## TASK
Copy every line of the data exactly, leaving nothing out.
§
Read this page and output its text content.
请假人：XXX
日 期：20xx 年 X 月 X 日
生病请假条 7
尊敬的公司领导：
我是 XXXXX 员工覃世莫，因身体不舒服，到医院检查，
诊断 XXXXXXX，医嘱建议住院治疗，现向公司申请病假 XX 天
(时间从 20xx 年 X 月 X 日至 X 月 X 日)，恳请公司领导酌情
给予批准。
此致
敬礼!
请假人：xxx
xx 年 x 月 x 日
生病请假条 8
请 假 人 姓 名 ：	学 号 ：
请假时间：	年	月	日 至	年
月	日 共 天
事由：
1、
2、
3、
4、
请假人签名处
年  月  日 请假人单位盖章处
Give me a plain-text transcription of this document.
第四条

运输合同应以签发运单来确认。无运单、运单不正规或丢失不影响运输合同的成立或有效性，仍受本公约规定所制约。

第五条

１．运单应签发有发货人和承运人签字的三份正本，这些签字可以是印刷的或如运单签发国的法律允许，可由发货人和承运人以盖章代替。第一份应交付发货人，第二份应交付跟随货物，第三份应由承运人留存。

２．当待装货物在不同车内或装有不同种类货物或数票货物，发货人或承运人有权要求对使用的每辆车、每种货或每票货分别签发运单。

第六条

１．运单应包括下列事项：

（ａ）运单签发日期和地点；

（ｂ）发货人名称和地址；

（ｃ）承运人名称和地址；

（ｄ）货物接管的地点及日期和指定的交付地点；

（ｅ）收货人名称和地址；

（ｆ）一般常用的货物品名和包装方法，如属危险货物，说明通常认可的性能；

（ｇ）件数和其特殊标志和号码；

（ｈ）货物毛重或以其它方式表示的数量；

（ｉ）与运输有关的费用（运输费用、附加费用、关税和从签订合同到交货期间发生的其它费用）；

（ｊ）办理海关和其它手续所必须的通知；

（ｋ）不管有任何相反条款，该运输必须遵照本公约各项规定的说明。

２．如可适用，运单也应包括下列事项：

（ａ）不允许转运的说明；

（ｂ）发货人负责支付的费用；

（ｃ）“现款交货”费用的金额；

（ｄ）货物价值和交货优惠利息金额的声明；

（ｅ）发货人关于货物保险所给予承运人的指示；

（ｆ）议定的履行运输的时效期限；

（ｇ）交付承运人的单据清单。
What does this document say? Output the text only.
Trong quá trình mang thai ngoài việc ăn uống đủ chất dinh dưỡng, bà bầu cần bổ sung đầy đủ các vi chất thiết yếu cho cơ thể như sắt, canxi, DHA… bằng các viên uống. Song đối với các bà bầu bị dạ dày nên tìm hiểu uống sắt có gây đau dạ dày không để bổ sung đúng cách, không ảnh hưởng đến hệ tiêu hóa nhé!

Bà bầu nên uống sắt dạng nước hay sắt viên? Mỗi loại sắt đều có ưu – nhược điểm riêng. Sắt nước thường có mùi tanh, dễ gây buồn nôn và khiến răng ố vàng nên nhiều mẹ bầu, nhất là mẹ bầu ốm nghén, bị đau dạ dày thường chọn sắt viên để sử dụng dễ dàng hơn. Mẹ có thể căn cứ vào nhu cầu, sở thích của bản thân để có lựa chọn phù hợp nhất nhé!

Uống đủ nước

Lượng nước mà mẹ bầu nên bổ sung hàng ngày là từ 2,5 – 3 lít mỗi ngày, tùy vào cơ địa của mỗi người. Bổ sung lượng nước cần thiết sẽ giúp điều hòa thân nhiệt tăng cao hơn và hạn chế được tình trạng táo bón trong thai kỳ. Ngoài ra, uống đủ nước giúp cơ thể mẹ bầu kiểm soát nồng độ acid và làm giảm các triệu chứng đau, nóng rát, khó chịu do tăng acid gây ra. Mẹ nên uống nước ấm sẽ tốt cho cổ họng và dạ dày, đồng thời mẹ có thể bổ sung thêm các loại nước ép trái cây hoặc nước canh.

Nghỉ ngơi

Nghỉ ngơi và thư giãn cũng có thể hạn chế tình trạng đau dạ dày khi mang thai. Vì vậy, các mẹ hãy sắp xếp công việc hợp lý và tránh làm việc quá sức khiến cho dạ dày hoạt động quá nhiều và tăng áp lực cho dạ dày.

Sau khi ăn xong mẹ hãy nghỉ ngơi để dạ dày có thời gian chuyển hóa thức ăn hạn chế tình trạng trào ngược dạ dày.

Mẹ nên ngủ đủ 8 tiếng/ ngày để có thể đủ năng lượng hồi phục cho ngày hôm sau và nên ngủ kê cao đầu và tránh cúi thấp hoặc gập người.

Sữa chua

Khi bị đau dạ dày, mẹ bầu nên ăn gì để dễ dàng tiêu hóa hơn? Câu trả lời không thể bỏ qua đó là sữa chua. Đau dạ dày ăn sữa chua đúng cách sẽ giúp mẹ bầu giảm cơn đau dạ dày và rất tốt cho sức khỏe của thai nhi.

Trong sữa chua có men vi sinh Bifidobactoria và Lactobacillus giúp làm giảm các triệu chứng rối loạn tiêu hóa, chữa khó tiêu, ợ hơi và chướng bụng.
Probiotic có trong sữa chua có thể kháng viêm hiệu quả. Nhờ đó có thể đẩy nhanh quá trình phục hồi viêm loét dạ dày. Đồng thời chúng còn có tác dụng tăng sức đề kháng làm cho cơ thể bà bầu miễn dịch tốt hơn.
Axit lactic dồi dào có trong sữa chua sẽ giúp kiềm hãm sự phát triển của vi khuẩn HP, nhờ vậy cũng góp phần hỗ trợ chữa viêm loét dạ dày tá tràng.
§
## WRITTEN SOLUTION
Read this page and output its text content.
请假人：XXX
日 期：20xx 年 X 月 X 日
生病请假条 7
尊敬的公司领导：
我是 XXXXX 员工覃世莫，因身体不舒服，到医院检查，
诊断 XXXXXXX，医嘱建议住院治疗，现向公司申请病假 XX 天
(时间从 20xx 年 X 月 X 日至 X 月 X 日)，恳请公司领导酌情
给予批准。
此致
敬礼!
请假人：xxx
xx 年 x 月 x 日
生病请假条 8
请 假 人 姓 名 ：	学 号 ：
请假时间：	年	月	日 至	年
月	日 共 天
事由：
1、
2、
3、
4、
请假人签名处
年  月  日 请假人单位盖章处
Give me a plain-text transcription of this document.
第四条

运输合同应以签发运单来确认。无运单、运单不正规或丢失不影响运输合同的成立或有效性，仍受本公约规定所制约。

第五条

１．运单应签发有发货人和承运人签字的三份正本，这些签字可以是印刷的或如运单签发国的法律允许，可由发货人和承运人以盖章代替。第一份应交付发货人，第二份应交付跟随货物，第三份应由承运人留存。

２．当待装货物在不同车内或装有不同种类货物或数票货物，发货人或承运人有权要求对使用的每辆车、每种货或每票货分别签发运单。

第六条

１．运单应包括下列事项：

（ａ）运单签发日期和地点；

（ｂ）发货人名称和地址；

（ｃ）承运人名称和地址；

（ｄ）货物接管的地点及日期和指定的交付地点；

（ｅ）收货人名称和地址；

（ｆ）一般常用的货物品名和包装方法，如属危险货物，说明通常认可的性能；

（ｇ）件数和其特殊标志和号码；

（ｈ）货物毛重或以其它方式表示的数量；

（ｉ）与运输有关的费用（运输费用、附加费用、关税和从签订合同到交货期间发生的其它费用）；

（ｊ）办理海关和其它手续所必须的通知；

（ｋ）不管有任何相反条款，该运输必须遵照本公约各项规定的说明。

２．如可适用，运单也应包括下列事项：

（ａ）不允许转运的说明；

（ｂ）发货人负责支付的费用；

（ｃ）“现款交货”费用的金额；

（ｄ）货物价值和交货优惠利息金额的声明；

（ｅ）发货人关于货物保险所给予承运人的指示；

（ｆ）议定的履行运输的时效期限；

（ｇ）交付承运人的单据清单。
What does this document say? Output the text only.
Trong quá trình mang thai ngoài việc ăn uống đủ chất dinh dưỡng, bà bầu cần bổ sung đầy đủ các vi chất thiết yếu cho cơ thể như sắt, canxi, DHA… bằng các viên uống. Song đối với các bà bầu bị dạ dày nên tìm hiểu uống sắt có gây đau dạ dày không để bổ sung đúng cách, không ảnh hưởng đến hệ tiêu hóa nhé!

Bà bầu nên uống sắt dạng nước hay sắt viên? Mỗi loại sắt đều có ưu – nhược điểm riêng. Sắt nước thường có mùi tanh, dễ gây buồn nôn và khiến răng ố vàng nên nhiều mẹ bầu, nhất là mẹ bầu ốm nghén, bị đau dạ dày thường chọn sắt viên để sử dụng dễ dàng hơn. Mẹ có thể căn cứ vào nhu cầu, sở thích của bản thân để có lựa chọn phù hợp nhất nhé!

Uống đủ nước

Lượng nước mà mẹ bầu nên bổ sung hàng ngày là từ 2,5 – 3 lít mỗi ngày, tùy vào cơ địa của mỗi người. Bổ sung lượng nước cần thiết sẽ giúp điều hòa thân nhiệt tăng cao hơn và hạn chế được tình trạng táo bón trong thai kỳ. Ngoài ra, uống đủ nước giúp cơ thể mẹ bầu kiểm soát nồng độ acid và làm giảm các triệu chứng đau, nóng rát, khó chịu do tăng acid gây ra. Mẹ nên uống nước ấm sẽ tốt cho cổ họng và dạ dày, đồng thời mẹ có thể bổ sung thêm các loại nước ép trái cây hoặc nước canh.

Nghỉ ngơi

Nghỉ ngơi và thư giãn cũng có thể hạn chế tình trạng đau dạ dày khi mang thai. Vì vậy, các mẹ hãy sắp xếp công việc hợp lý và tránh làm việc quá sức khiến cho dạ dày hoạt động quá nhiều và tăng áp lực cho dạ dày.

Sau khi ăn xong mẹ hãy nghỉ ngơi để dạ dày có thời gian chuyển hóa thức ăn hạn chế tình trạng trào ngược dạ dày.

Mẹ nên ngủ đủ 8 tiếng/ ngày để có thể đủ năng lượng hồi phục cho ngày hôm sau và nên ngủ kê cao đầu và tránh cúi thấp hoặc gập người.

Sữa chua

Khi bị đau dạ dày, mẹ bầu nên ăn gì để dễ dàng tiêu hóa hơn? Câu trả lời không thể bỏ qua đó là sữa chua. Đau dạ dày ăn sữa chua đúng cách sẽ giúp mẹ bầu giảm cơn đau dạ dày và rất tốt cho sức khỏe của thai nhi.

Trong sữa chua có men vi sinh Bifidobactoria và Lactobacillus giúp làm giảm các triệu chứng rối loạn tiêu hóa, chữa khó tiêu, ợ hơi và chướng bụng.
Probiotic có trong sữa chua có thể kháng viêm hiệu quả. Nhờ đó có thể đẩy nhanh quá trình phục hồi viêm loét dạ dày. Đồng thời chúng còn có tác dụng tăng sức đề kháng làm cho cơ thể bà bầu miễn dịch tốt hơn.
Axit lactic dồi dào có trong sữa chua sẽ giúp kiềm hãm sự phát triển của vi khuẩn HP, nhờ vậy cũng góp phần hỗ trợ chữa viêm loét dạ dày tá tràng.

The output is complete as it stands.